-- BEGIN Records --

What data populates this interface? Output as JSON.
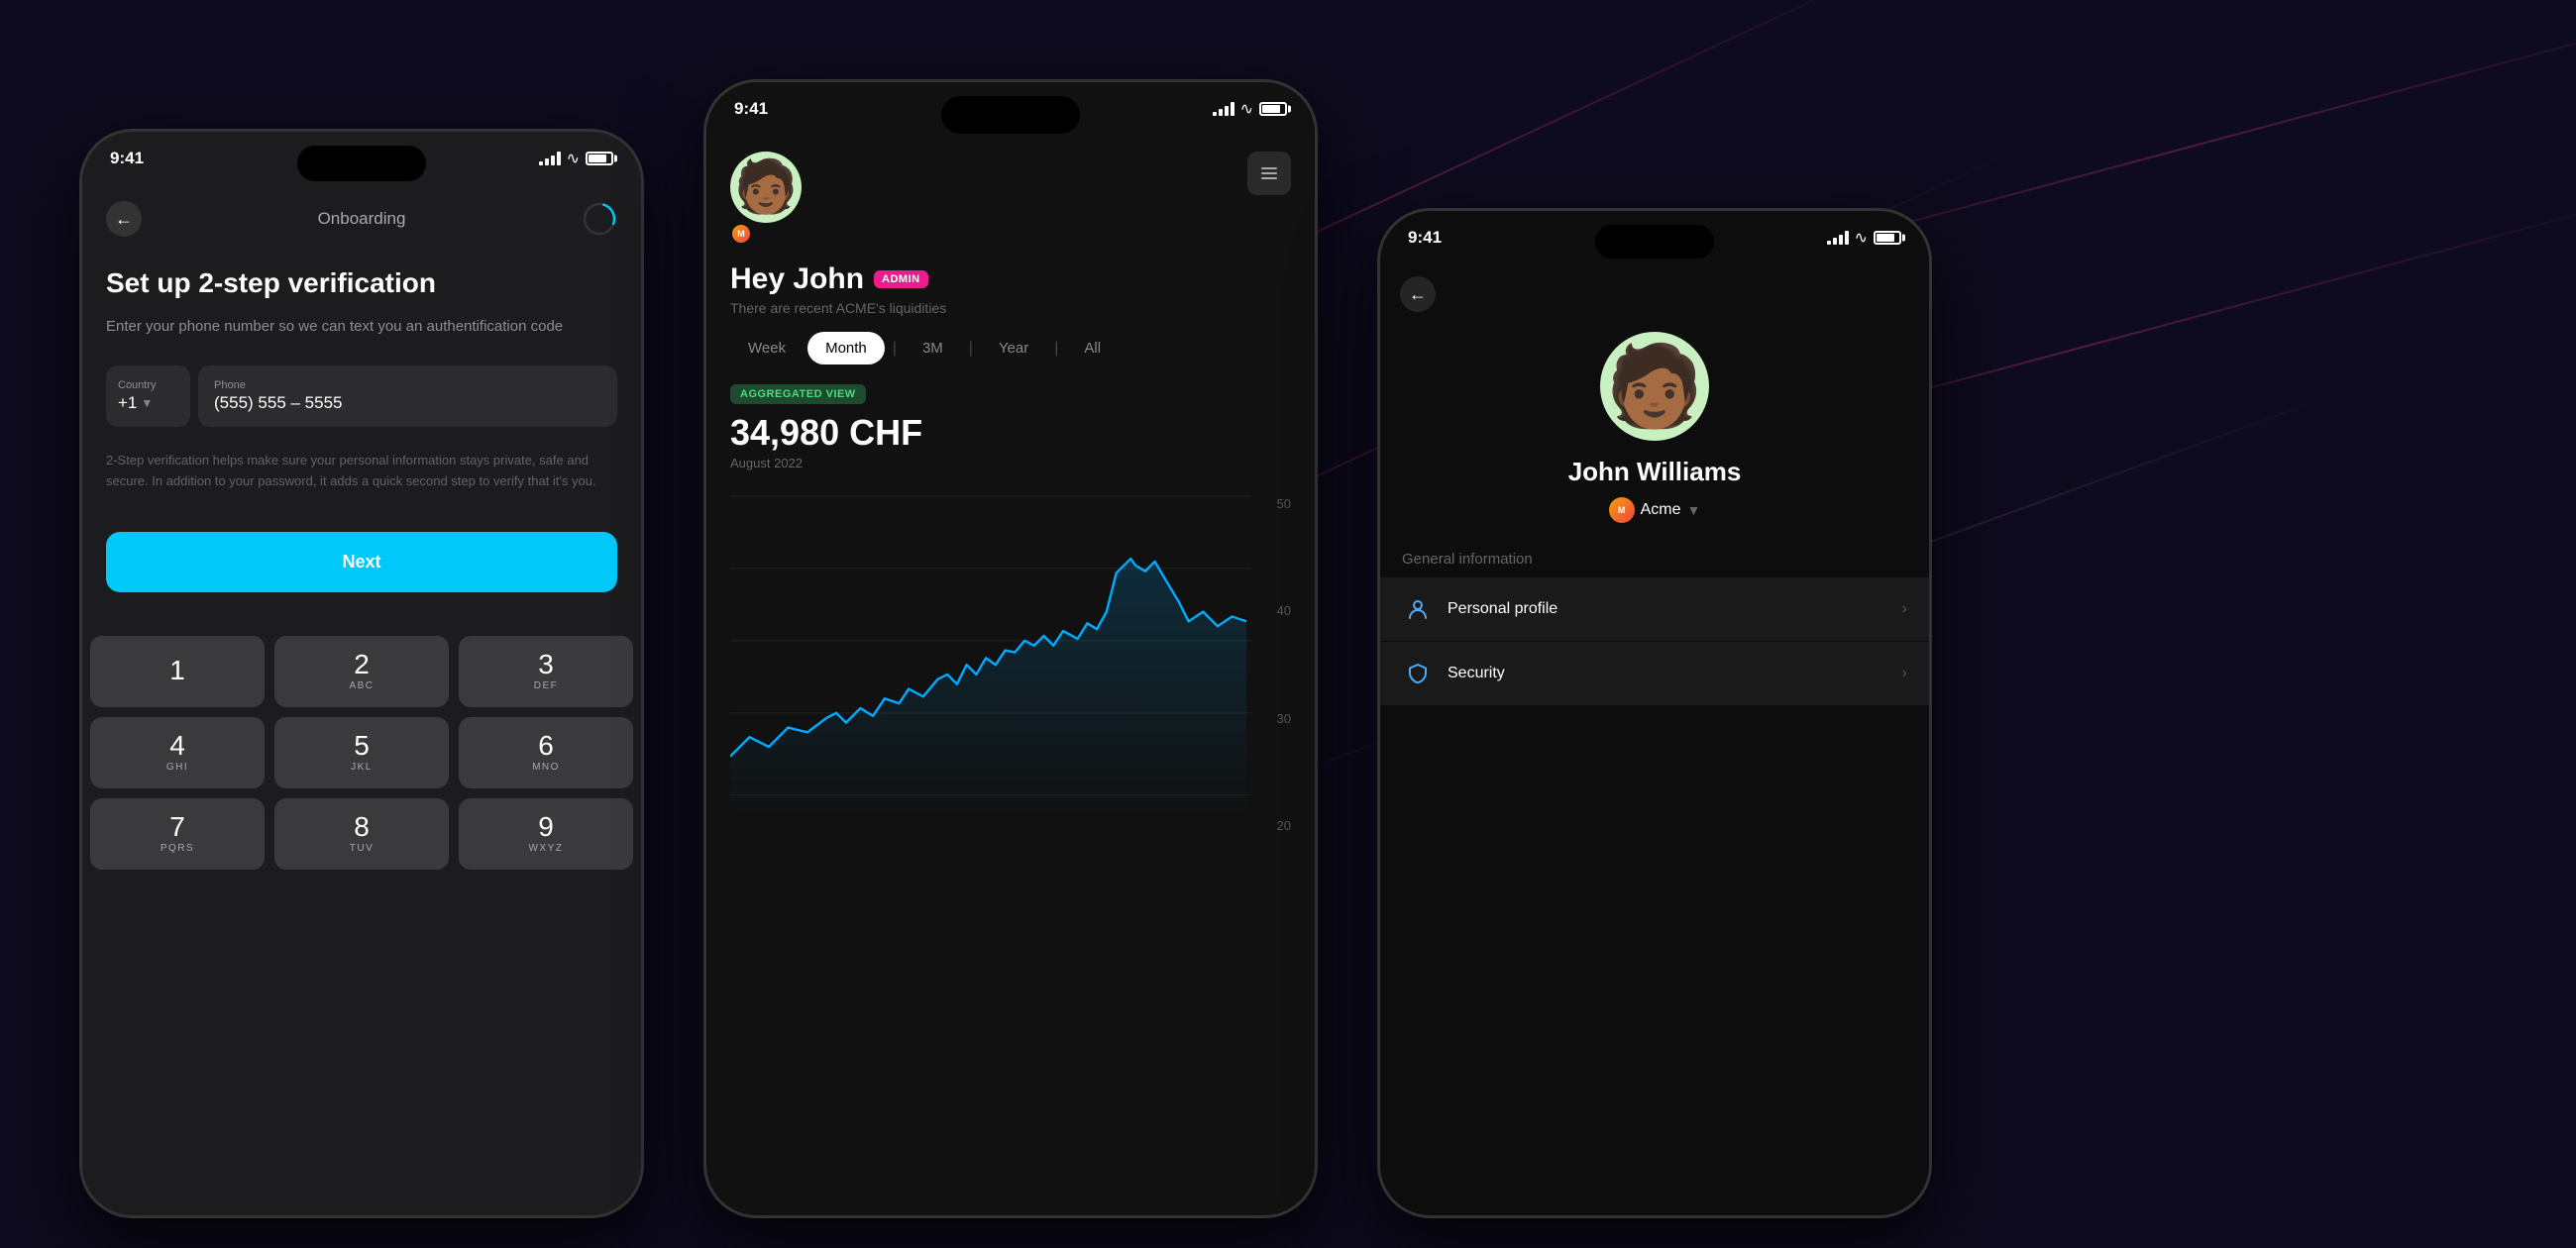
{
  "background": {
    "color": "#0e0b1e"
  },
  "phone1": {
    "status_time": "9:41",
    "header_label": "Onboarding",
    "title": "Set up 2-step verification",
    "description": "Enter your phone number so we can text you an authentification code",
    "country_label": "Country",
    "country_code": "+1",
    "phone_label": "Phone",
    "phone_placeholder": "(555) 555 – 5555",
    "info_text": "2-Step verification helps make sure your personal information stays private, safe and secure. In addition to your password, it adds a quick second step to verify that it's you.",
    "next_button": "Next",
    "keys": [
      {
        "num": "1",
        "letters": ""
      },
      {
        "num": "2",
        "letters": "ABC"
      },
      {
        "num": "3",
        "letters": "DEF"
      },
      {
        "num": "4",
        "letters": "GHI"
      },
      {
        "num": "5",
        "letters": "JKL"
      },
      {
        "num": "6",
        "letters": "MNO"
      },
      {
        "num": "7",
        "letters": "PQRS"
      },
      {
        "num": "8",
        "letters": "TUV"
      },
      {
        "num": "9",
        "letters": "WXYZ"
      }
    ]
  },
  "phone2": {
    "status_time": "9:41",
    "greeting": "Hey John",
    "admin_badge": "ADMIN",
    "subtitle": "There are recent ACME's liquidities",
    "tabs": [
      "Week",
      "Month",
      "3M",
      "Year",
      "All"
    ],
    "active_tab": "Month",
    "aggregated_label": "AGGREGATED VIEW",
    "chart_value": "34,980 CHF",
    "chart_date": "August 2022",
    "y_labels": [
      "50",
      "40",
      "30",
      "20"
    ],
    "chart_color": "#00aaff"
  },
  "phone3": {
    "status_time": "9:41",
    "user_name": "John Williams",
    "company_name": "Acme",
    "section_title": "General information",
    "menu_items": [
      {
        "icon": "person",
        "label": "Personal profile"
      },
      {
        "icon": "shield",
        "label": "Security"
      }
    ]
  }
}
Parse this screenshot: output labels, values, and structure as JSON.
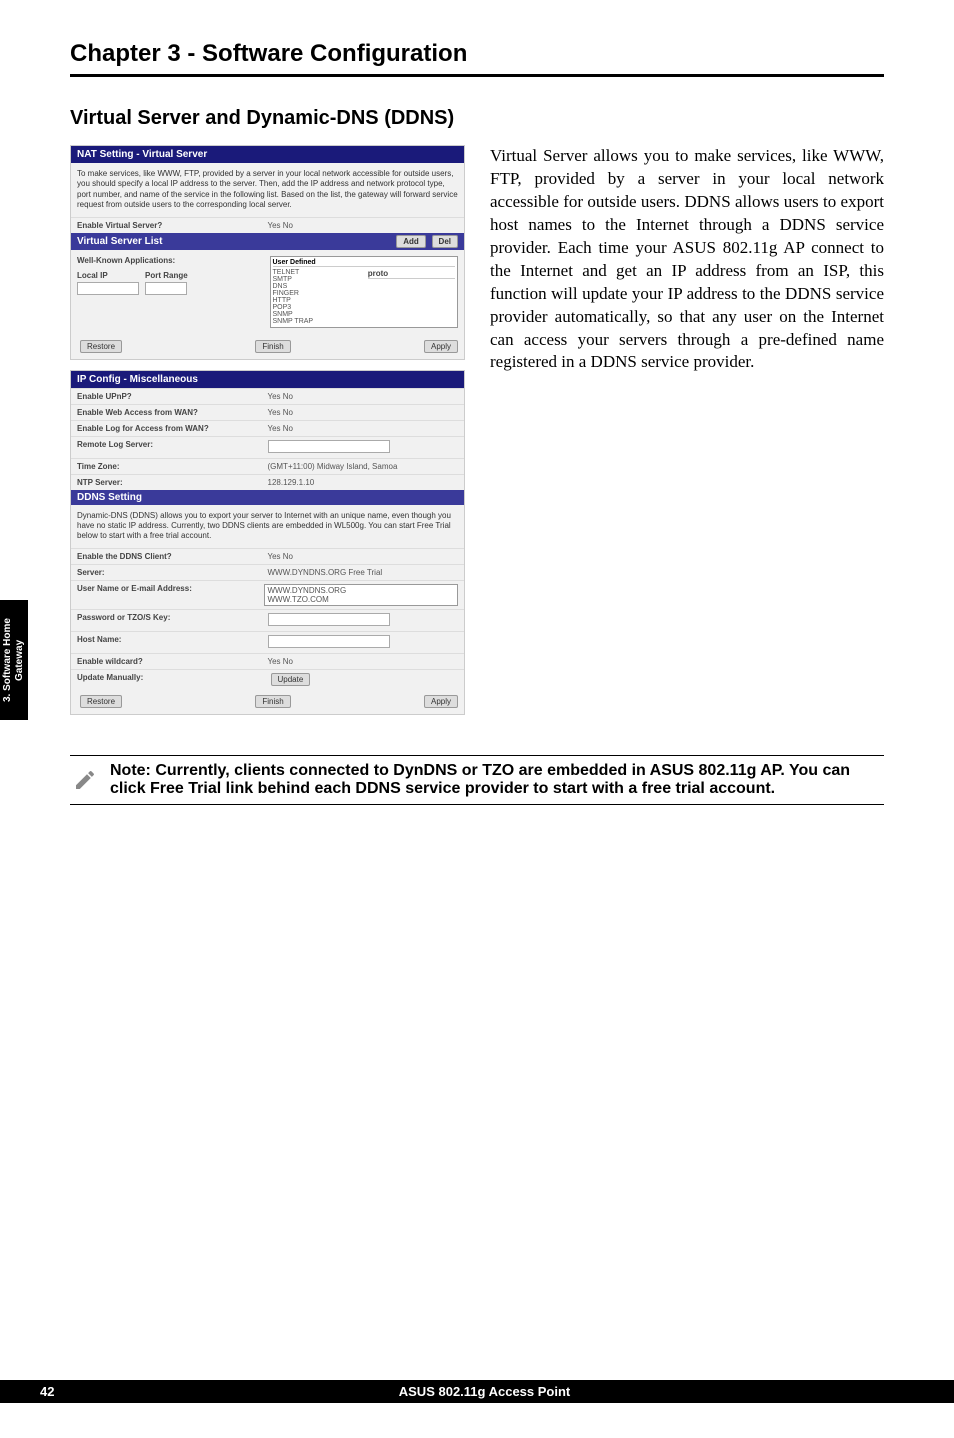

-- END Records --

Exercise:
Repeat each entry exactly as given; no pictures belong in the copy.

Task output:
What data populates this interface? Output as JSON.
{
  "background": {
    "color": "#0e0b1e"
  },
  "phone1": {
    "status_time": "9:41",
    "header_label": "Onboarding",
    "title": "Set up 2-step verification",
    "description": "Enter your phone number so we can text you an authentification code",
    "country_label": "Country",
    "country_code": "+1",
    "phone_label": "Phone",
    "phone_placeholder": "(555) 555 – 5555",
    "info_text": "2-Step verification helps make sure your personal information stays private, safe and secure. In addition to your password, it adds a quick second step to verify that it's you.",
    "next_button": "Next",
    "keys": [
      {
        "num": "1",
        "letters": ""
      },
      {
        "num": "2",
        "letters": "ABC"
      },
      {
        "num": "3",
        "letters": "DEF"
      },
      {
        "num": "4",
        "letters": "GHI"
      },
      {
        "num": "5",
        "letters": "JKL"
      },
      {
        "num": "6",
        "letters": "MNO"
      },
      {
        "num": "7",
        "letters": "PQRS"
      },
      {
        "num": "8",
        "letters": "TUV"
      },
      {
        "num": "9",
        "letters": "WXYZ"
      }
    ]
  },
  "phone2": {
    "status_time": "9:41",
    "greeting": "Hey John",
    "admin_badge": "ADMIN",
    "subtitle": "There are recent ACME's liquidities",
    "tabs": [
      "Week",
      "Month",
      "3M",
      "Year",
      "All"
    ],
    "active_tab": "Month",
    "aggregated_label": "AGGREGATED VIEW",
    "chart_value": "34,980 CHF",
    "chart_date": "August 2022",
    "y_labels": [
      "50",
      "40",
      "30",
      "20"
    ],
    "chart_color": "#00aaff"
  },
  "phone3": {
    "status_time": "9:41",
    "user_name": "John Williams",
    "company_name": "Acme",
    "section_title": "General information",
    "menu_items": [
      {
        "icon": "person",
        "label": "Personal profile"
      },
      {
        "icon": "shield",
        "label": "Security"
      }
    ]
  }
}
Parse this screenshot: output labels, values, and structure as JSON.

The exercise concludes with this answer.